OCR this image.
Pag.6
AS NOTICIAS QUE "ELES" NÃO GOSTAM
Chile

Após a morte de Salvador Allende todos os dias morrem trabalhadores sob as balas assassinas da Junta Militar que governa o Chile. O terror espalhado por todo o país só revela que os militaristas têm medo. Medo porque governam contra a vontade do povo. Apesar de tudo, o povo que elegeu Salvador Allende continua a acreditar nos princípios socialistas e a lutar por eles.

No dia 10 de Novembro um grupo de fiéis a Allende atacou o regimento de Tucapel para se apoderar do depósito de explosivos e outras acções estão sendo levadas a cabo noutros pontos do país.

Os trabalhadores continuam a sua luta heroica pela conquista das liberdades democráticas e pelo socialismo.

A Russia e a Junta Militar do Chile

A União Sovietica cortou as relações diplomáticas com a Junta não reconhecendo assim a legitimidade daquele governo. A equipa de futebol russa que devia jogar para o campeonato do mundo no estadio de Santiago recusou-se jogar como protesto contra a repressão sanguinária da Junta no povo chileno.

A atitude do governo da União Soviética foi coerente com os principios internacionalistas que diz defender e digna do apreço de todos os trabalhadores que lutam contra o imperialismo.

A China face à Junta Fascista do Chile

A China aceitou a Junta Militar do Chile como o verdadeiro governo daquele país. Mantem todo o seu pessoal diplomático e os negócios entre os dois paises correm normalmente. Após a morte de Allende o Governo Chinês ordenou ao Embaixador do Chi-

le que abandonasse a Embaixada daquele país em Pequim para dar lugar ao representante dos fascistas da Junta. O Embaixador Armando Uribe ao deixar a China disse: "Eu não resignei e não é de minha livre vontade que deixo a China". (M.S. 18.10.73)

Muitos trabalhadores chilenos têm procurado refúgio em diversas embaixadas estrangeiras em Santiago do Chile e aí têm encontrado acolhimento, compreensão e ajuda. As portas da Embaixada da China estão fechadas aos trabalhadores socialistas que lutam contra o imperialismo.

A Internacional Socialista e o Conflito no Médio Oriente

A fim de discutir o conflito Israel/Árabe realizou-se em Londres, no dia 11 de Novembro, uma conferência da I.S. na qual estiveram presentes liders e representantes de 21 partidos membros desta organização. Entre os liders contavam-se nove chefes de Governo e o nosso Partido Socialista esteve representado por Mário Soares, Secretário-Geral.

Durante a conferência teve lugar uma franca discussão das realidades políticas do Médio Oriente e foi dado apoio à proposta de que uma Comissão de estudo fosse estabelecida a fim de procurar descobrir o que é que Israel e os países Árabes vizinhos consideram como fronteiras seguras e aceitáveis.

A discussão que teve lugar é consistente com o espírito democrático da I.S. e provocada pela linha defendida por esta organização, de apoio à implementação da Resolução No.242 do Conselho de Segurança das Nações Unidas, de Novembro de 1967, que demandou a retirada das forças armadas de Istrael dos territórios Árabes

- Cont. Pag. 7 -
────────────────────
PROMPT: Report each line of the material above where the word "Oriente" appears.

THE RESULT:
A Internacional Socialista e o Conflito no Médio Oriente
Durante a conferência teve lugar uma franca discussão das realidades políticas do Médio Oriente e foi dado apoio à proposta de que uma Comissão de estudo fosse estabelecida a fim de procurar descobrir o que é que Israel e os países Árabes vizinhos consideram como fronteiras seguras e aceitáveis.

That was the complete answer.